▶ **THE DATA**
───

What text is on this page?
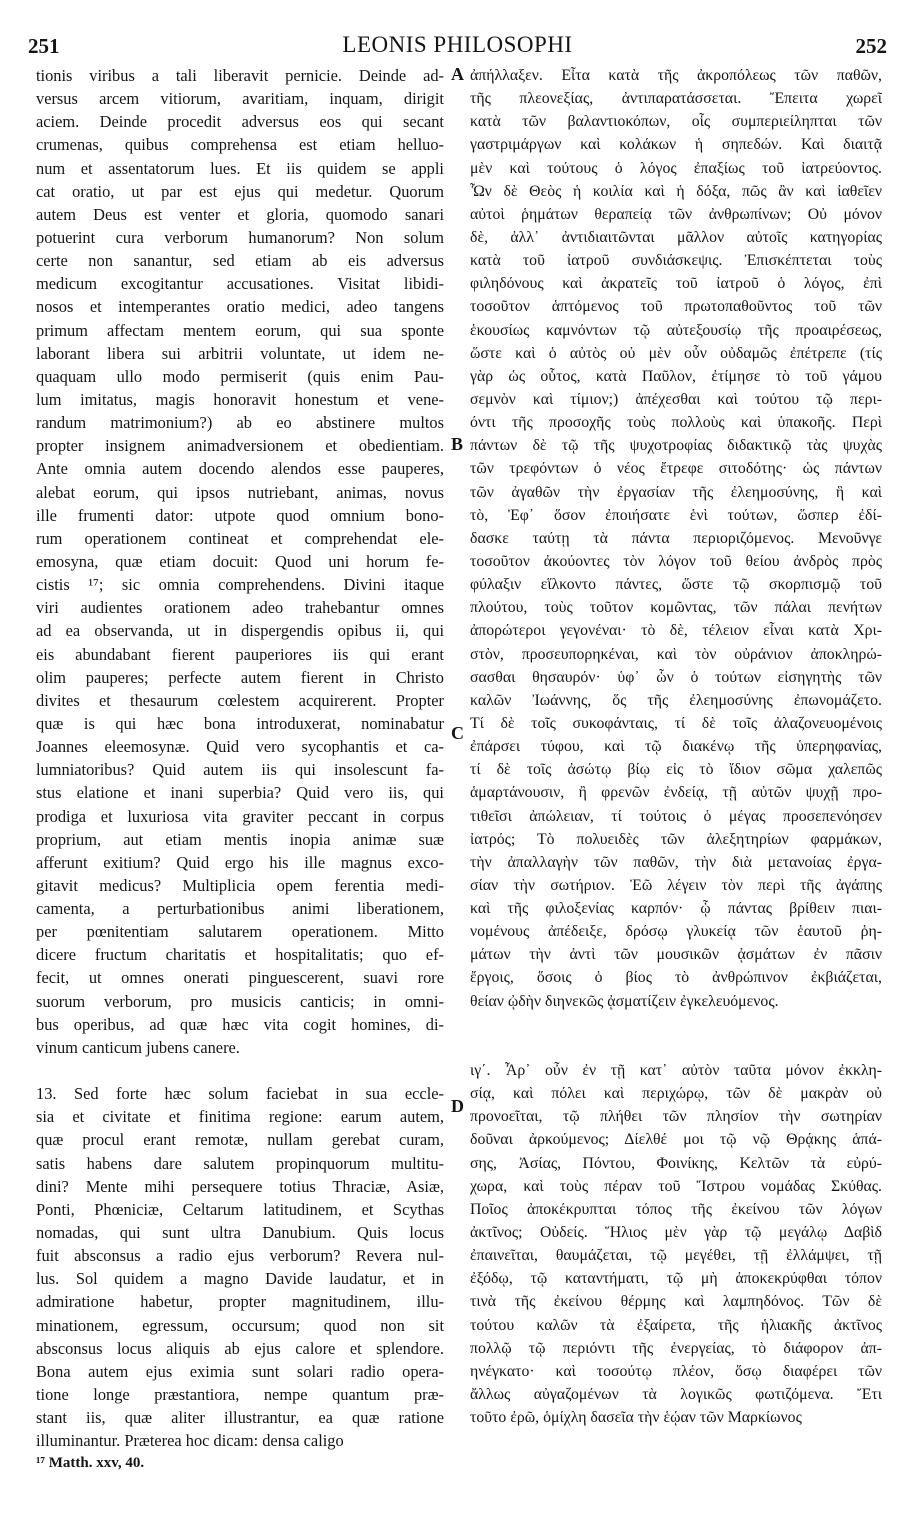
251	LEONIS PHILOSOPHI	252
tionis viribus a tali liberavit pernicie. Deinde ad-
versus arcem vitiorum, avaritiam, inquam, dirigit
aciem. Deinde procedit adversus eos qui secant
crumenas, quibus comprehensa est etiam helluo-
num et assentatorum lues. Et iis quidem se appli
cat oratio, ut par est ejus qui medetur. Quorum
autem Deus est venter et gloria, quomodo sanari
potuerint cura verborum humanorum? Non solum
certe non sanantur, sed etiam ab eis adversus
medicum excogitantur accusationes. Visitat libidi-
nosos et intemperantes oratio medici, adeo tangens
primum affectam mentem eorum, qui sua sponte
laborant libera sui arbitrii voluntate, ut idem ne-
quaquam ullo modo permiserit (quis enim Pau-
lum imitatus, magis honoravit honestum et vene-
randum matrimonium?) ab eo abstinere multos
propter insignem animadversionem et obedientiam.
Ante omnia autem docendo alendos esse pauperes,
alebat eorum, qui ipsos nutriebant, animas, novus
ille frumenti dator: utpote quod omnium bono-
rum operationem contineat et comprehendat ele-
emosyna, quæ etiam docuit: Quod uni horum fe-
cistis ¹⁷; sic omnia comprehendens. Divini itaque
viri audientes orationem adeo trahebantur omnes
ad ea observanda, ut in dispergendis opibus ii, qui
eis abundabant fierent pauperiores iis qui erant
olim pauperes; perfecte autem fierent in Christo
divites et thesaurum cœlestem acquirerent. Propter
quæ is qui hæc bona introduxerat, nominabatur
Joannes eleemosynæ. Quid vero sycophantis et ca-
lumniatoribus? Quid autem iis qui insolescunt fa-
stus elatione et inani superbia? Quid vero iis, qui
prodiga et luxuriosa vita graviter peccant in corpus
proprium, aut etiam mentis inopia animæ suæ
afferunt exitium? Quid ergo his ille magnus exco-
gitavit medicus? Multiplicia opem ferentia medi-
camenta, a perturbationibus animi liberationem,
per pœnitentiam salutarem operationem. Mitto
dicere fructum charitatis et hospitalitatis; quo ef-
fecit, ut omnes onerati pinguescerent, suavi rore
suorum verborum, pro musicis canticis; in omni-
bus operibus, ad quæ hæc vita cogit homines, di-
vinum canticum jubens canere.
13. Sed forte hæc solum faciebat in sua eccle-
sia et civitate et finitima regione: earum autem,
quæ procul erant remotæ, nullam gerebat curam,
satis habens dare salutem propinquorum multitu-
dini? Mente mihi persequere totius Thraciæ, Asiæ,
Ponti, Phœniciæ, Celtarum latitudinem, et Scythas
nomadas, qui sunt ultra Danubium. Quis locus
fuit absconsus a radio ejus verborum? Revera nul-
lus. Sol quidem a magno Davide laudatur, et in
admiratione habetur, propter magnitudinem, illu-
minationem, egressum, occursum; quod non sit
absconsus locus aliquis ab ejus calore et splendore.
Bona autem ejus eximia sunt solari radio opera-
tione longe præstantiora, nempe quantum præ-
stant iis, quæ aliter illustrantur, ea quæ ratione
illuminantur. Præterea hoc dicam: densa caligo
¹⁷ Matth. xxv, 40.
ἀπήλλαξεν. Εἶτα κατὰ τῆς ἀκροπόλεως τῶν παθῶν,
τῆς πλεονεξίας, ἀντιπαρατάσσεται. Ἔπειτα χωρεῖ
κατὰ τῶν βαλαντιοκόπων, οἷς συμπεριείληπται τῶν
γαστριμάργων καὶ κολάκων ἡ σηπεδών. Καὶ διαιτᾷ
μὲν καὶ τούτους ὁ λόγος ἐπαξίως τοῦ ἰατρεύοντος.
Ὧν δὲ Θεὸς ἡ κοιλία καὶ ἡ δόξα, πῶς ἂν καὶ ἰαθεῖεν
αὐτοὶ ῥημάτων θεραπείᾳ τῶν ἀνθρωπίνων; Οὐ μόνον
δὲ, ἀλλ᾽ ἀντιδιαιτῶνται μᾶλλον αὐτοῖς κατηγορίας
κατὰ τοῦ ἰατροῦ συνδιάσκεψις. Ἐπισκέπτεται τοὺς
φιληδόνους καὶ ἀκρατεῖς τοῦ ἰατροῦ ὁ λόγος, ἐπὶ
τοσοῦτον ἁπτόμενος τοῦ πρωτοπαθοῦντος τοῦ τῶν
ἑκουσίως καμνόντων τῷ αὐτεξουσίῳ τῆς προαιρέσεως,
ὥστε καὶ ὁ αὐτὸς οὐ μὲν οὖν οὐδαμῶς ἐπέτρεπε (τίς
γὰρ ὡς οὗτος, κατὰ Παῦλον, ἐτίμησε τὸ τοῦ γάμου
σεμνὸν καὶ τίμιον;) ἀπέχεσθαι καὶ τούτου τῷ περι-
όντι τῆς προσοχῆς τοὺς πολλοὺς καὶ ὑπακοῆς. Περὶ
πάντων δὲ τῷ τῆς ψυχοτροφίας διδακτικῷ τὰς ψυχὰς
τῶν τρεφόντων ὁ νέος ἔτρεφε σιτοδότης· ὡς πάντων
τῶν ἀγαθῶν τὴν ἐργασίαν τῆς ἐλεημοσύνης, ἣ καὶ
τὸ, Ἐφ᾽ ὅσον ἐποιήσατε ἑνὶ τούτων, ὥσπερ ἐδί-
δασκε ταύτῃ τὰ πάντα περιοριζόμενος. Μενοῦνγε
τοσοῦτον ἀκούοντες τὸν λόγον τοῦ θείου ἀνδρὸς πρὸς
φύλαξιν εἵλκοντο πάντες, ὥστε τῷ σκορπισμῷ τοῦ
πλούτου, τοὺς τοῦτον κομῶντας, τῶν πάλαι πενήτων
ἀπορώτεροι γεγονέναι· τὸ δὲ, τέλειον εἶναι κατὰ Χρι-
στὸν, προσευπορηκέναι, καὶ τὸν οὐράνιον ἀποκληρώ-
σασθαι θησαυρόν· ὑφ᾽ ὧν ὁ τούτων εἰσηγητὴς τῶν
καλῶν Ἰωάννης, ὅς τῆς ἐλεημοσύνης ἐπωνομάζετο.
Τί δὲ τοῖς συκοφάνταις, τί δὲ τοῖς ἀλαζονευομένοις
ἐπάρσει τύφου, καὶ τῷ διακένῳ τῆς ὑπερηφανίας,
τί δὲ τοῖς ἀσώτῳ βίῳ εἰς τὸ ἴδιον σῶμα χαλεπῶς
ἁμαρτάνουσιν, ἢ φρενῶν ἐνδείᾳ, τῇ αὐτῶν ψυχῇ προ-
τιθεῖσι ἀπώλειαν, τί τούτοις ὁ μέγας προσεπενόησεν
ἰατρός; Τὸ πολυειδὲς τῶν ἀλεξητηρίων φαρμάκων,
τὴν ἀπαλλαγὴν τῶν παθῶν, τὴν διὰ μετανοίας ἐργα-
σίαν τὴν σωτήριον. Ἐῶ λέγειν τὸν περὶ τῆς ἀγάπης
καὶ τῆς φιλοξενίας καρπόν· ᾧ πάντας βρίθειν πιαι-
νομένους ἀπέδειξε, δρόσῳ γλυκείᾳ τῶν ἑαυτοῦ ῥη-
μάτων τὴν ἀντὶ τῶν μουσικῶν ᾀσμάτων ἐν πᾶσιν
ἔργοις, ὅσοις ὁ βίος τὸ ἀνθρώπινον ἐκβιάζεται,
θείαν ᾠδὴν διηνεκῶς ᾀσματίζειν ἐγκελευόμενος.
ιγ΄. Ἆρ᾽ οὖν ἐν τῇ κατ᾽ αὐτὸν ταῦτα μόνον ἐκκλη-
σίᾳ, καὶ πόλει καὶ περιχώρῳ, τῶν δὲ μακρὰν οὐ
προνοεῖται, τῷ πλήθει τῶν πλησίον τὴν σωτηρίαν
δοῦναι ἀρκούμενος; Δίελθέ μοι τῷ νῷ Θρᾴκης ἁπά-
σης, Ἀσίας, Πόντου, Φοινίκης, Κελτῶν τὰ εὐρύ-
χωρα, καὶ τοὺς πέραν τοῦ Ἴστρου νομάδας Σκύθας.
Ποῖος ἀποκέκρυπται τόπος τῆς ἐκείνου τῶν λόγων
ἀκτῖνος; Οὐδείς. Ἥλιος μὲν γὰρ τῷ μεγάλῳ Δαβὶδ
ἐπαινεῖται, θαυμάζεται, τῷ μεγέθει, τῇ ἐλλάμψει, τῇ
ἐξόδῳ, τῷ καταντήματι, τῷ μὴ ἀποκεκρύφθαι τόπον
τινὰ τῆς ἐκείνου θέρμης καὶ λαμπηδόνος. Τῶν δὲ
τούτου καλῶν τὰ ἐξαίρετα, τῆς ἡλιακῆς ἀκτῖνος
πολλῷ τῷ περιόντι τῆς ἐνεργείας, τὸ διάφορον ἀπ-
ηνέγκατο· καὶ τοσούτῳ πλέον, ὅσῳ διαφέρει τῶν
ἄλλως αὐγαζομένων τὰ λογικῶς φωτιζόμενα. Ἔτι
τοῦτο ἐρῶ, ὁμίχλη δασεῖα τὴν ἑῴαν τῶν Μαρκίωνος
A
B
C
D
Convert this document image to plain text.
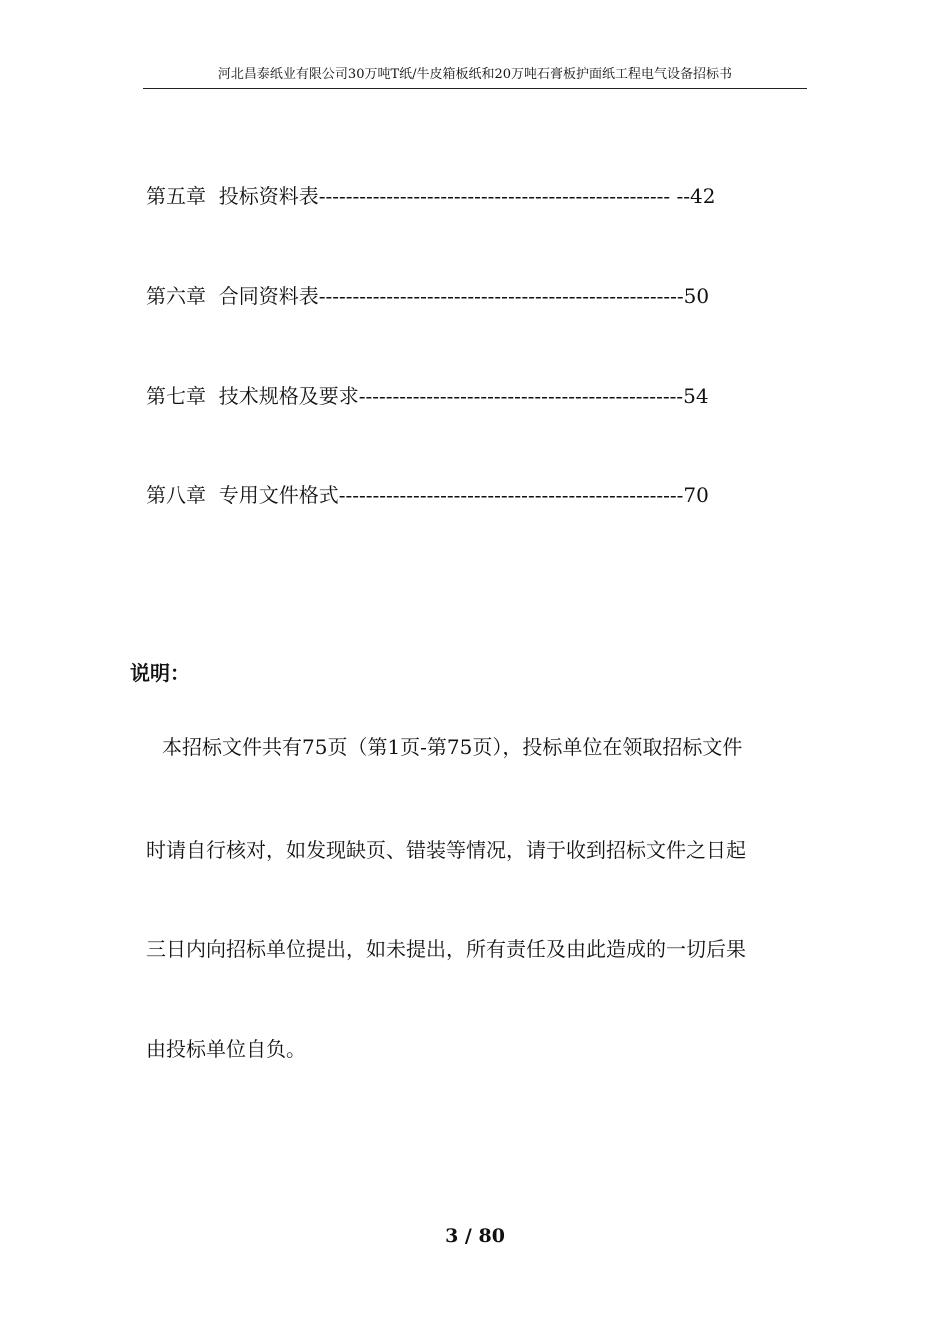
河北昌泰纸业有限公司30万吨T纸/牛皮箱板纸和20万吨石膏板护面纸工程电气设备招标书
第五章  投标资料表---------------------------------------------------- --42
第六章  合同资料表------------------------------------------------------50
第七章  技术规格及要求------------------------------------------------54
第八章  专用文件格式---------------------------------------------------70
说明：
本招标文件共有75页（第1页-第75页），投标单位在领取招标文件
时请自行核对，如发现缺页、错装等情况，请于收到招标文件之日起
三日内向招标单位提出，如未提出，所有责任及由此造成的一切后果
由投标单位自负。
3 / 80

───

▶ **WHAT THE TASK REQUIRES**
Pictures must be left out. Repeat exactly the lines from the one containing "Convert this document image to plain text." through the final line of the data.

▶ **RESULT**
Convert this document image to plain text.
河北昌泰纸业有限公司30万吨T纸/牛皮箱板纸和20万吨石膏板护面纸工程电气设备招标书
第五章  投标资料表---------------------------------------------------- --42
第六章  合同资料表------------------------------------------------------50
第七章  技术规格及要求------------------------------------------------54
第八章  专用文件格式---------------------------------------------------70
说明：
本招标文件共有75页（第1页-第75页），投标单位在领取招标文件
时请自行核对，如发现缺页、错装等情况，请于收到招标文件之日起
三日内向招标单位提出，如未提出，所有责任及由此造成的一切后果
由投标单位自负。
3 / 80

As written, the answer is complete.